Stated problem: Pull every line of the entries that has the word "Picture".
──────────
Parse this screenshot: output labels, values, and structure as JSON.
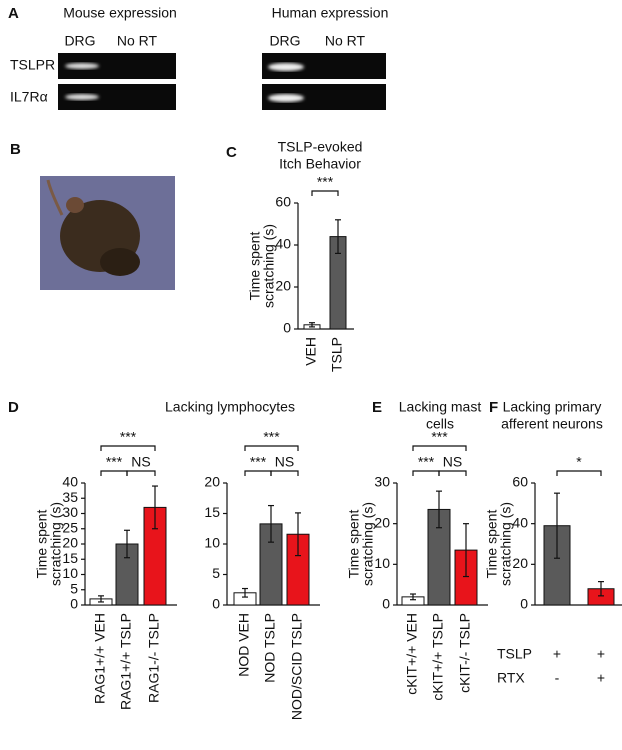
{
  "panel_a": {
    "letter": "A",
    "mouse_title": "Mouse expression",
    "human_title": "Human expression",
    "mouse_lanes": [
      "DRG",
      "No RT"
    ],
    "human_lanes": [
      "DRG",
      "No RT"
    ],
    "rows": [
      "TSLPR",
      "IL7Rα"
    ]
  },
  "panel_b": {
    "letter": "B"
  },
  "chart_data": [
    {
      "type": "bar",
      "panel": "C",
      "title": [
        "TSLP-evoked",
        "Itch Behavior"
      ],
      "ylabel": [
        "Time spent",
        "scratching (s)"
      ],
      "categories": [
        "VEH",
        "TSLP"
      ],
      "values": [
        2,
        44
      ],
      "errors": [
        1,
        8
      ],
      "colors": [
        "#ffffff",
        "#5a5a5a"
      ],
      "ylim": [
        0,
        60
      ],
      "yticks": [
        0,
        20,
        40,
        60
      ],
      "comparisons": [
        {
          "label": "***",
          "pair": [
            0,
            1
          ]
        }
      ]
    },
    {
      "type": "bar",
      "panel": "D",
      "title": [
        "Lacking lymphocytes"
      ],
      "ylabel": [
        "Time spent",
        "scratching (s)"
      ],
      "categories": [
        "RAG1+/+ VEH",
        "RAG1+/+ TSLP",
        "RAG1-/- TSLP"
      ],
      "values": [
        2,
        20,
        32
      ],
      "errors": [
        1,
        4.5,
        7
      ],
      "colors": [
        "#ffffff",
        "#5a5a5a",
        "#e8141b"
      ],
      "ylim": [
        0,
        40
      ],
      "yticks": [
        0,
        5,
        10,
        15,
        20,
        25,
        30,
        35,
        40
      ],
      "comparisons": [
        {
          "label": "***",
          "pair": [
            0,
            2
          ]
        },
        {
          "label": "***",
          "pair": [
            0,
            1
          ]
        },
        {
          "label": "NS",
          "pair": [
            1,
            2
          ]
        }
      ]
    },
    {
      "type": "bar",
      "categories": [
        "NOD VEH",
        "NOD TSLP",
        "NOD/SCID TSLP"
      ],
      "values": [
        2,
        13.3,
        11.6
      ],
      "errors": [
        0.7,
        3,
        3.5
      ],
      "colors": [
        "#ffffff",
        "#5a5a5a",
        "#e8141b"
      ],
      "ylim": [
        0,
        20
      ],
      "yticks": [
        0,
        5,
        10,
        15,
        20
      ],
      "comparisons": [
        {
          "label": "***",
          "pair": [
            0,
            2
          ]
        },
        {
          "label": "***",
          "pair": [
            0,
            1
          ]
        },
        {
          "label": "NS",
          "pair": [
            1,
            2
          ]
        }
      ]
    },
    {
      "type": "bar",
      "panel": "E",
      "title": [
        "Lacking mast",
        "cells"
      ],
      "ylabel": [
        "Time spent",
        "scratching (s)"
      ],
      "categories": [
        "cKIT+/+ VEH",
        "cKIT+/+ TSLP",
        "cKIT-/- TSLP"
      ],
      "values": [
        2,
        23.5,
        13.5
      ],
      "errors": [
        0.7,
        4.5,
        6.5
      ],
      "colors": [
        "#ffffff",
        "#5a5a5a",
        "#e8141b"
      ],
      "ylim": [
        0,
        30
      ],
      "yticks": [
        0,
        10,
        20,
        30
      ],
      "comparisons": [
        {
          "label": "***",
          "pair": [
            0,
            2
          ]
        },
        {
          "label": "***",
          "pair": [
            0,
            1
          ]
        },
        {
          "label": "NS",
          "pair": [
            1,
            2
          ]
        }
      ]
    },
    {
      "type": "bar",
      "panel": "F",
      "title": [
        "Lacking primary",
        "afferent neurons"
      ],
      "ylabel": [
        "Time spent",
        "scratching (s)"
      ],
      "values": [
        39,
        8
      ],
      "errors": [
        16,
        3.5
      ],
      "colors": [
        "#5a5a5a",
        "#e8141b"
      ],
      "ylim": [
        0,
        60
      ],
      "yticks": [
        0,
        20,
        40,
        60
      ],
      "comparisons": [
        {
          "label": "*",
          "pair": [
            0,
            1
          ]
        }
      ],
      "conditions": [
        {
          "name": "TSLP",
          "values": [
            "+",
            "+"
          ]
        },
        {
          "name": "RTX",
          "values": [
            "-",
            "+"
          ]
        }
      ]
    }
  ]
}
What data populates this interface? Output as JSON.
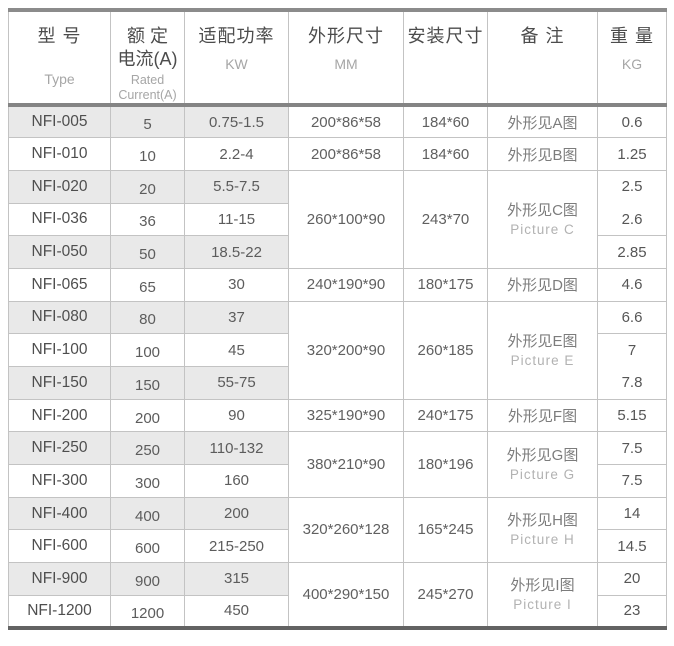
{
  "header": {
    "cols": [
      {
        "title": "型 号",
        "sub": "Type"
      },
      {
        "title": "额 定\n电流(A)",
        "sub": "Rated\nCurrent(A)"
      },
      {
        "title": "适配功率",
        "sub": "KW"
      },
      {
        "title": "外形尺寸",
        "sub": "MM"
      },
      {
        "title": "安装尺寸",
        "sub": ""
      },
      {
        "title": "备 注",
        "sub": ""
      },
      {
        "title": "重 量",
        "sub": "KG"
      }
    ]
  },
  "rows": [
    {
      "model": "NFI-005",
      "current": "5",
      "power": "0.75-1.5",
      "dim": "200*86*58",
      "install": "184*60",
      "remark": "外形见A图",
      "remark_en": "",
      "weight": "0.6"
    },
    {
      "model": "NFI-010",
      "current": "10",
      "power": "2.2-4",
      "dim": "200*86*58",
      "install": "184*60",
      "remark": "外形见B图",
      "remark_en": "",
      "weight": "1.25"
    },
    {
      "model": "NFI-020",
      "current": "20",
      "power": "5.5-7.5",
      "dim": "260*100*90",
      "install": "243*70",
      "remark": "外形见C图",
      "remark_en": "Picture C",
      "weight": "2.5"
    },
    {
      "model": "NFI-036",
      "current": "36",
      "power": "11-15",
      "weight": "2.6"
    },
    {
      "model": "NFI-050",
      "current": "50",
      "power": "18.5-22",
      "weight": "2.85"
    },
    {
      "model": "NFI-065",
      "current": "65",
      "power": "30",
      "dim": "240*190*90",
      "install": "180*175",
      "remark": "外形见D图",
      "remark_en": "",
      "weight": "4.6"
    },
    {
      "model": "NFI-080",
      "current": "80",
      "power": "37",
      "dim": "320*200*90",
      "install": "260*185",
      "remark": "外形见E图",
      "remark_en": "Picture E",
      "weight": "6.6"
    },
    {
      "model": "NFI-100",
      "current": "100",
      "power": "45",
      "weight": "7"
    },
    {
      "model": "NFI-150",
      "current": "150",
      "power": "55-75",
      "weight": "7.8"
    },
    {
      "model": "NFI-200",
      "current": "200",
      "power": "90",
      "dim": "325*190*90",
      "install": "240*175",
      "remark": "外形见F图",
      "remark_en": "",
      "weight": "5.15"
    },
    {
      "model": "NFI-250",
      "current": "250",
      "power": "110-132",
      "dim": "380*210*90",
      "install": "180*196",
      "remark": "外形见G图",
      "remark_en": "Picture G",
      "weight": "7.5"
    },
    {
      "model": "NFI-300",
      "current": "300",
      "power": "160",
      "weight": "7.5"
    },
    {
      "model": "NFI-400",
      "current": "400",
      "power": "200",
      "dim": "320*260*128",
      "install": "165*245",
      "remark": "外形见H图",
      "remark_en": "Picture H",
      "weight": "14"
    },
    {
      "model": "NFI-600",
      "current": "600",
      "power": "215-250",
      "weight": "14.5"
    },
    {
      "model": "NFI-900",
      "current": "900",
      "power": "315",
      "dim": "400*290*150",
      "install": "245*270",
      "remark": "外形见I图",
      "remark_en": "Picture I",
      "weight": "20"
    },
    {
      "model": "NFI-1200",
      "current": "1200",
      "power": "450",
      "weight": "23"
    }
  ],
  "colors": {
    "row_shade": "#e9e9e9",
    "thick_border_top": "#8b8b8b",
    "thick_border_bottom": "#636363",
    "thin_border": "#c3c3c3",
    "text_dark": "#4c4c4c",
    "text_body": "#5c5c5c",
    "text_light": "#a6a6a6"
  }
}
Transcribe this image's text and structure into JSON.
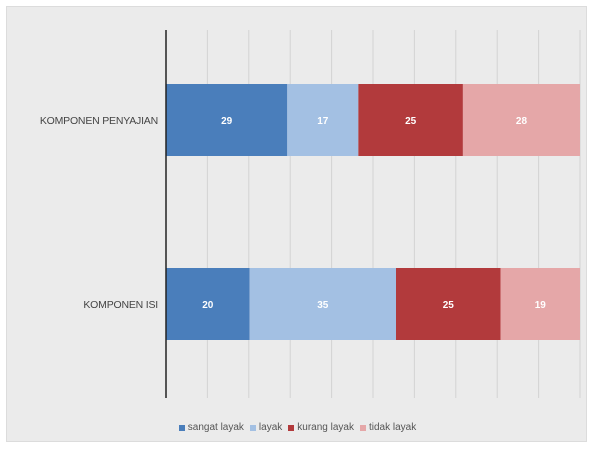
{
  "chart_data": {
    "type": "bar",
    "orientation": "horizontal",
    "stacked": true,
    "categories": [
      "KOMPONEN PENYAJIAN",
      "KOMPONEN ISI"
    ],
    "series": [
      {
        "name": "sangat layak",
        "color": "#4a7ebb",
        "values": [
          29,
          20
        ]
      },
      {
        "name": "layak",
        "color": "#a3c0e3",
        "values": [
          17,
          35
        ]
      },
      {
        "name": "kurang layak",
        "color": "#b23a3c",
        "values": [
          25,
          25
        ]
      },
      {
        "name": "tidak layak",
        "color": "#e5a7a8",
        "values": [
          28,
          19
        ]
      }
    ],
    "xlim": [
      0,
      100
    ],
    "grid": true,
    "legend_position": "bottom"
  }
}
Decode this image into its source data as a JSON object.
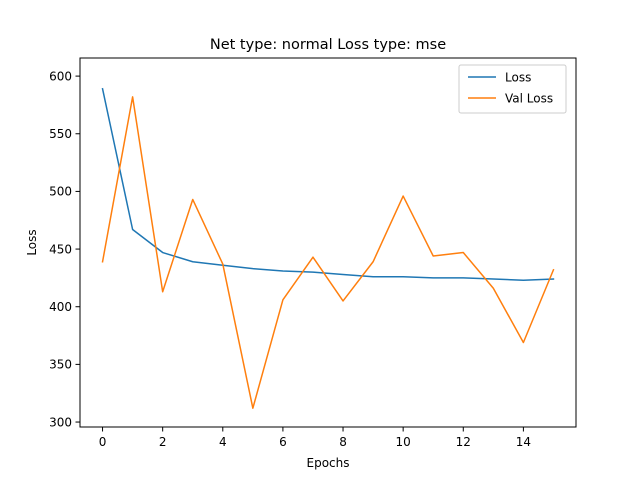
{
  "chart_data": {
    "type": "line",
    "title": "Net type: normal Loss type: mse",
    "xlabel": "Epochs",
    "ylabel": "Loss",
    "xlim": [
      -0.75,
      15.75
    ],
    "ylim": [
      300,
      600
    ],
    "xticks": [
      0,
      2,
      4,
      6,
      8,
      10,
      12,
      14
    ],
    "yticks": [
      300,
      350,
      400,
      450,
      500,
      550,
      600
    ],
    "grid": false,
    "legend_position": "top-right",
    "x": [
      0,
      1,
      2,
      3,
      4,
      5,
      6,
      7,
      8,
      9,
      10,
      11,
      12,
      13,
      14,
      15
    ],
    "series": [
      {
        "name": "Loss",
        "color": "#1f77b4",
        "values": [
          589,
          467,
          447,
          439,
          436,
          433,
          431,
          430,
          428,
          426,
          426,
          425,
          425,
          424,
          423,
          424
        ]
      },
      {
        "name": "Val Loss",
        "color": "#ff7f0e",
        "values": [
          439,
          582,
          413,
          493,
          437,
          312,
          406,
          443,
          405,
          439,
          496,
          444,
          447,
          416,
          369,
          432
        ]
      }
    ]
  }
}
──────────
Right answer:
      "remark_en": "Picture C",
      "remark_en": "Picture E",
      "remark_en": "Picture G",
      "remark_en": "Picture H",
      "remark_en": "Picture I",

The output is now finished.